- [WHAT NEEDS TO BE DONE]
Gather each line in the entries below that contains the string "user". Copy every such line in full.
[start of MATERIAL FOR THIS TASK]
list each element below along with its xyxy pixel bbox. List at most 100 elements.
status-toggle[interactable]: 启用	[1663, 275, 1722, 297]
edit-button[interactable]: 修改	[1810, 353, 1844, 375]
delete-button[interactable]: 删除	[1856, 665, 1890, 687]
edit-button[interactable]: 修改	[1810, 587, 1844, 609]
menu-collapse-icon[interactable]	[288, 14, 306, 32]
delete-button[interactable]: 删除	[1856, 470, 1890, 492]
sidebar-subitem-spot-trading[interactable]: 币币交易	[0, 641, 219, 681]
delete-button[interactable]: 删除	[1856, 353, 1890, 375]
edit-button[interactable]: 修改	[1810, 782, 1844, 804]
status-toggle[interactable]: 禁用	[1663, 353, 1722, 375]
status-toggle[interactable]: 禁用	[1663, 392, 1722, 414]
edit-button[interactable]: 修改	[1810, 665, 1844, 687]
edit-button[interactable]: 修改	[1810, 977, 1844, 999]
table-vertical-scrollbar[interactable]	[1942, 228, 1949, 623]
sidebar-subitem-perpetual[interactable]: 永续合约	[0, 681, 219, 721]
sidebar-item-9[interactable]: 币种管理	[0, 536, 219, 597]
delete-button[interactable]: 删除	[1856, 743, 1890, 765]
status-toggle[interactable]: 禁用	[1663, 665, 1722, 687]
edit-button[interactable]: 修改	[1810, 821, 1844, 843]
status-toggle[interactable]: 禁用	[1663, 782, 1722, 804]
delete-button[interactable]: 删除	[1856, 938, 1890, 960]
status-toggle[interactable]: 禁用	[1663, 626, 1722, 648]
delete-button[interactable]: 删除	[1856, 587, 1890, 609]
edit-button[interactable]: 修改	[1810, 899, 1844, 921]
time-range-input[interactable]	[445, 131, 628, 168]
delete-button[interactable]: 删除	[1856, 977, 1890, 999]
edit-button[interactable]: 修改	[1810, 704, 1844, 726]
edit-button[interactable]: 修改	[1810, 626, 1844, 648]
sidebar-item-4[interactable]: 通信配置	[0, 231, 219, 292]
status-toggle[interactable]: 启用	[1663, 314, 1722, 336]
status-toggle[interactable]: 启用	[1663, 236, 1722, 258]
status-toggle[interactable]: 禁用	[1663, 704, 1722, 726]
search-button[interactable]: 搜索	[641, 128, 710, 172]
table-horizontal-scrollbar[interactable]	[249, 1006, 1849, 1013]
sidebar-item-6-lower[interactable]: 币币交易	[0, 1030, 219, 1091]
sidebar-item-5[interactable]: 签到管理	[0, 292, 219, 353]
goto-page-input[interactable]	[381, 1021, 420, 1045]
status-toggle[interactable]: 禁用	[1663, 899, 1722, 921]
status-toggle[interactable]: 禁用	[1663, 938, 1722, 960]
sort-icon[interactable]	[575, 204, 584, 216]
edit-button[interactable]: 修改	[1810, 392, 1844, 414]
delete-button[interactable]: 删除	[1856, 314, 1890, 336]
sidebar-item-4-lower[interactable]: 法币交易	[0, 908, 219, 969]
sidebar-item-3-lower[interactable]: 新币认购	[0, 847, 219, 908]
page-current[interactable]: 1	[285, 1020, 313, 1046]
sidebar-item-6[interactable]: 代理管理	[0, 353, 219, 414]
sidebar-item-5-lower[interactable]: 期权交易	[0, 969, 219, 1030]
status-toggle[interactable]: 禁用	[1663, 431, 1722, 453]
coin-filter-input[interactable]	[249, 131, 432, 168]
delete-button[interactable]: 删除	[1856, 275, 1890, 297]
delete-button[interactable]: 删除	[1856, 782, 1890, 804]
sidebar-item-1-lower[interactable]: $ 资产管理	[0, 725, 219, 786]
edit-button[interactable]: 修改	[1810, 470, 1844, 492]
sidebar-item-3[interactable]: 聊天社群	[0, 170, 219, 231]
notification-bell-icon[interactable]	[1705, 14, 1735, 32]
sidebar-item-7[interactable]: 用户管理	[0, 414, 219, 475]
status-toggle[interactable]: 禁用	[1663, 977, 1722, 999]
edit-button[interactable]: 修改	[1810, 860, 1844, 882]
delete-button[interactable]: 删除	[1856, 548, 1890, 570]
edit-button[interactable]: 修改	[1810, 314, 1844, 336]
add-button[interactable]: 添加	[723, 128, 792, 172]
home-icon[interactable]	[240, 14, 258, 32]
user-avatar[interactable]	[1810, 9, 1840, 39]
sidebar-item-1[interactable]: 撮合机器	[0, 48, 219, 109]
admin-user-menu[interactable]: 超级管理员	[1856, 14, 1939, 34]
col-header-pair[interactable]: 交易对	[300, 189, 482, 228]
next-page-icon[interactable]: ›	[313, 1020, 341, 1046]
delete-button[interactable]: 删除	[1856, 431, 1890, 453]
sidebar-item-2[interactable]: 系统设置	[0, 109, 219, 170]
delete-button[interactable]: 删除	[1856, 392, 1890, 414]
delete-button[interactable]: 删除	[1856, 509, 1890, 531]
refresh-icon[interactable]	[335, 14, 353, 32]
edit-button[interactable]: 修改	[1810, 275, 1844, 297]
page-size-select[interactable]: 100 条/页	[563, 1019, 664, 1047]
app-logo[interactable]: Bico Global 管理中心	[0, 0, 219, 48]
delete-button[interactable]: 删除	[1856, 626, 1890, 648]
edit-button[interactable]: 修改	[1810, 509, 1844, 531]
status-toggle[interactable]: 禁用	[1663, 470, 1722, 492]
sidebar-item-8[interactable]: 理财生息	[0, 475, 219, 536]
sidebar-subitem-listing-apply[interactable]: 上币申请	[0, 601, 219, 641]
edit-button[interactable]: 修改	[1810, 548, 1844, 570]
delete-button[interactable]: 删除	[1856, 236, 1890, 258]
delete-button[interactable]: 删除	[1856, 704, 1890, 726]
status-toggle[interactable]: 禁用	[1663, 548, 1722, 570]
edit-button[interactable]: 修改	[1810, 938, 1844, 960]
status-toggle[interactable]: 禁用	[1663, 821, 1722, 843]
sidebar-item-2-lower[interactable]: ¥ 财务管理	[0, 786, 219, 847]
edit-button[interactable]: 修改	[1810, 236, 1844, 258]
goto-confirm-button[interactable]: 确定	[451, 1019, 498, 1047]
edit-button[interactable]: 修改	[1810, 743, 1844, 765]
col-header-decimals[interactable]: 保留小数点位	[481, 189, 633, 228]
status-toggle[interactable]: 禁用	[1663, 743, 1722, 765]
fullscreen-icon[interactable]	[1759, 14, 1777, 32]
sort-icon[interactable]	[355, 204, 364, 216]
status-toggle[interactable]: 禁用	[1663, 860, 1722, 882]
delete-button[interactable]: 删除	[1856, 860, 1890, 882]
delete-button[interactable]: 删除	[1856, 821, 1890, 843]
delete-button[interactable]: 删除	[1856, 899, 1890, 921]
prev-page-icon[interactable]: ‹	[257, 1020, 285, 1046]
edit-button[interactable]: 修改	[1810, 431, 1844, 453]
[end of MATERIAL FOR THIS TASK]
- [OUTPUT BELOW]
user-avatar[interactable]	[1810, 9, 1840, 39]
admin-user-menu[interactable]: 超级管理员	[1856, 14, 1939, 34]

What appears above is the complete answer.